** START **
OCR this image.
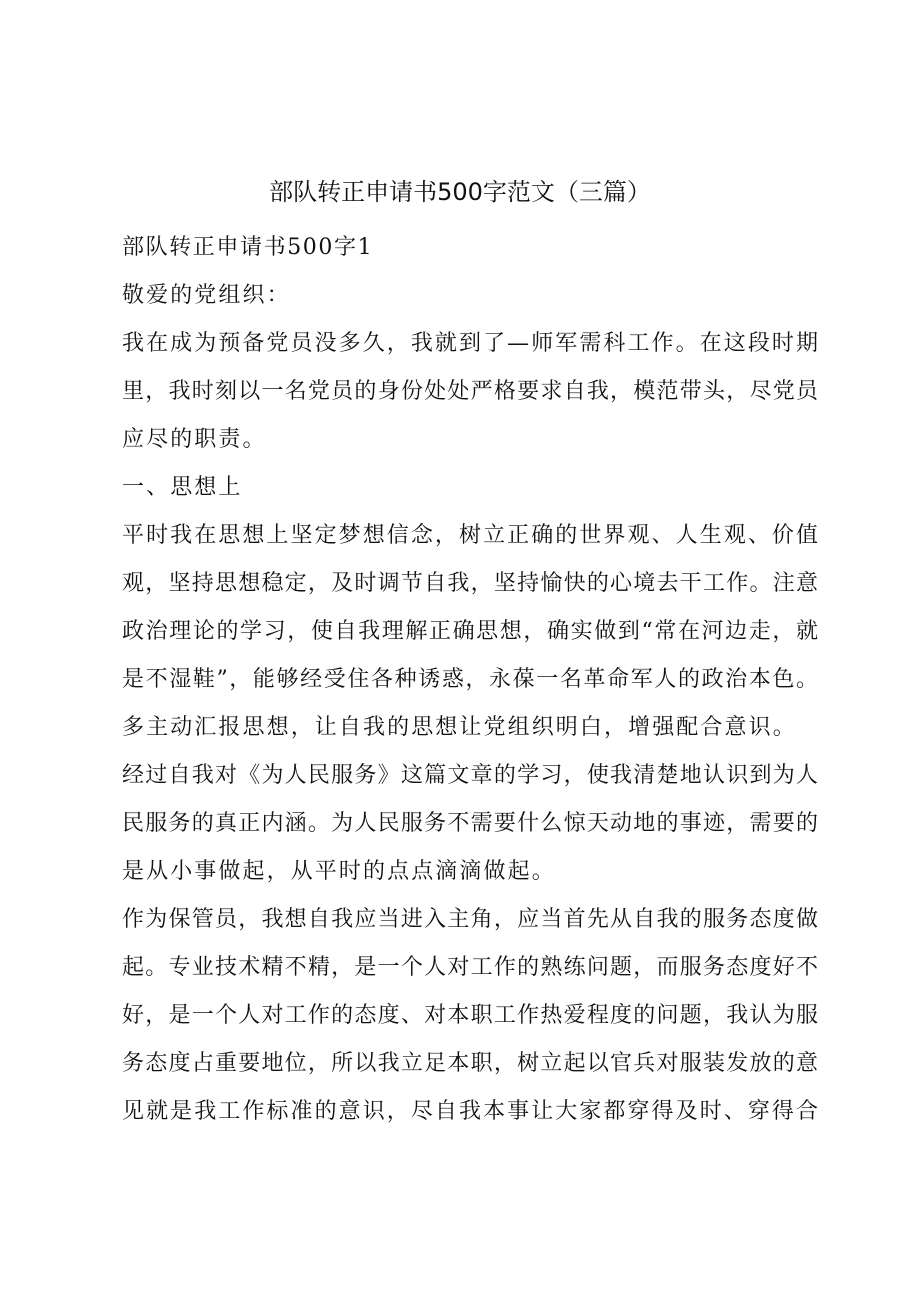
部队转正申请书500字范文（三篇）
部队转正申请书500字1
敬爱的党组织：
我在成为预备党员没多久，我就到了—师军需科工作。在这段时期
里，我时刻以一名党员的身份处处严格要求自我，模范带头，尽党员
应尽的职责。
一、思想上
平时我在思想上坚定梦想信念，树立正确的世界观、人生观、价值
观，坚持思想稳定，及时调节自我，坚持愉快的心境去干工作。注意
政治理论的学习，使自我理解正确思想，确实做到“常在河边走，就
是不湿鞋”，能够经受住各种诱惑，永葆一名革命军人的政治本色。
多主动汇报思想，让自我的思想让党组织明白，增强配合意识。
经过自我对《为人民服务》这篇文章的学习，使我清楚地认识到为人
民服务的真正内涵。为人民服务不需要什么惊天动地的事迹，需要的
是从小事做起，从平时的点点滴滴做起。
作为保管员，我想自我应当进入主角，应当首先从自我的服务态度做
起。专业技术精不精，是一个人对工作的熟练问题，而服务态度好不
好，是一个人对工作的态度、对本职工作热爱程度的问题，我认为服
务态度占重要地位，所以我立足本职，树立起以官兵对服装发放的意
见就是我工作标准的意识，尽自我本事让大家都穿得及时、穿得合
** END **
_REQUEST_
Reproduce all of the data exactly, omitting each picture it holds.

_RESPONSE TO THE TASK_
OCR this image.
部队转正申请书500字范文（三篇）
部队转正申请书500字1
敬爱的党组织：
我在成为预备党员没多久，我就到了—师军需科工作。在这段时期
里，我时刻以一名党员的身份处处严格要求自我，模范带头，尽党员
应尽的职责。
一、思想上
平时我在思想上坚定梦想信念，树立正确的世界观、人生观、价值
观，坚持思想稳定，及时调节自我，坚持愉快的心境去干工作。注意
政治理论的学习，使自我理解正确思想，确实做到“常在河边走，就
是不湿鞋”，能够经受住各种诱惑，永葆一名革命军人的政治本色。
多主动汇报思想，让自我的思想让党组织明白，增强配合意识。
经过自我对《为人民服务》这篇文章的学习，使我清楚地认识到为人
民服务的真正内涵。为人民服务不需要什么惊天动地的事迹，需要的
是从小事做起，从平时的点点滴滴做起。
作为保管员，我想自我应当进入主角，应当首先从自我的服务态度做
起。专业技术精不精，是一个人对工作的熟练问题，而服务态度好不
好，是一个人对工作的态度、对本职工作热爱程度的问题，我认为服
务态度占重要地位，所以我立足本职，树立起以官兵对服装发放的意
见就是我工作标准的意识，尽自我本事让大家都穿得及时、穿得合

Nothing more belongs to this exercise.